EXERCISE DETAILS: Return every line of the records below verbatim, with no pictures in the copy.

AVAILABLE RECORDS:
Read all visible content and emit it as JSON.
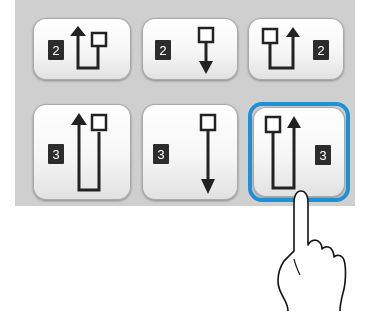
{
  "buttons": [
    {
      "badge": "2",
      "icon": "arrow-up-into-box-icon"
    },
    {
      "badge": "2",
      "icon": "box-arrow-down-icon"
    },
    {
      "badge": "2",
      "icon": "box-arrow-up-icon"
    },
    {
      "badge": "3",
      "icon": "arrow-up-into-box-long-icon"
    },
    {
      "badge": "3",
      "icon": "box-arrow-down-long-icon"
    },
    {
      "badge": "3",
      "icon": "box-arrow-up-long-icon"
    }
  ],
  "selected_index": 5,
  "accent_color": "#1f8fd6",
  "pointer": {
    "icon": "pointing-hand-icon"
  }
}
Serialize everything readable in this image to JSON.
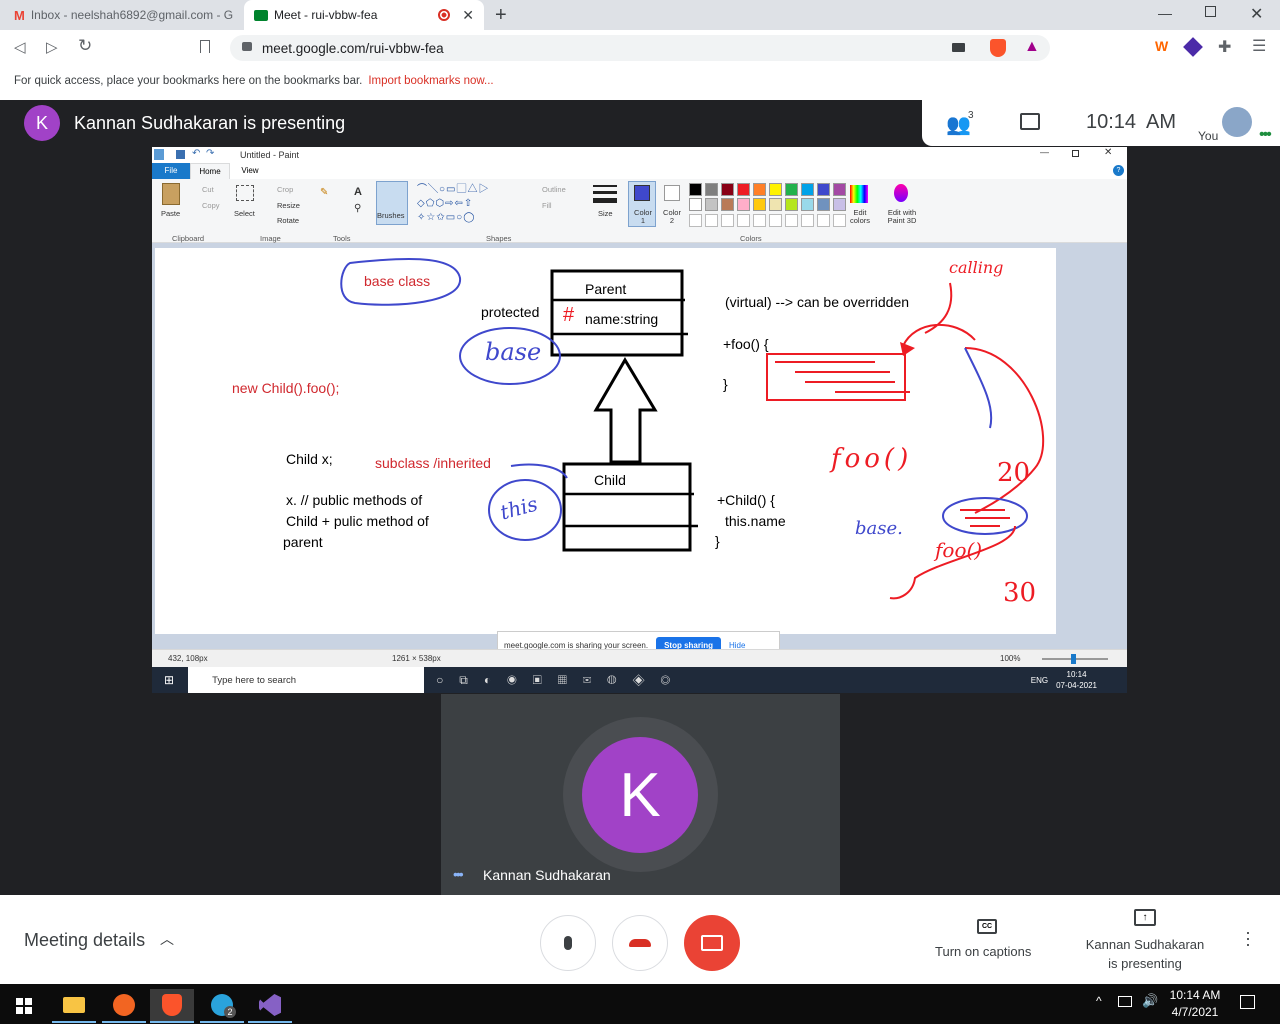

REPLY TO THE EXERCISE:
Read all visible content and emit it as JSON.
{
  "buttons": [
    {
      "badge": "2",
      "icon": "arrow-up-into-box-icon"
    },
    {
      "badge": "2",
      "icon": "box-arrow-down-icon"
    },
    {
      "badge": "2",
      "icon": "box-arrow-up-icon"
    },
    {
      "badge": "3",
      "icon": "arrow-up-into-box-long-icon"
    },
    {
      "badge": "3",
      "icon": "box-arrow-down-long-icon"
    },
    {
      "badge": "3",
      "icon": "box-arrow-up-long-icon"
    }
  ],
  "selected_index": 5,
  "accent_color": "#1f8fd6",
  "pointer": {
    "icon": "pointing-hand-icon"
  }
}
Serialize everything readable in this image to JSON.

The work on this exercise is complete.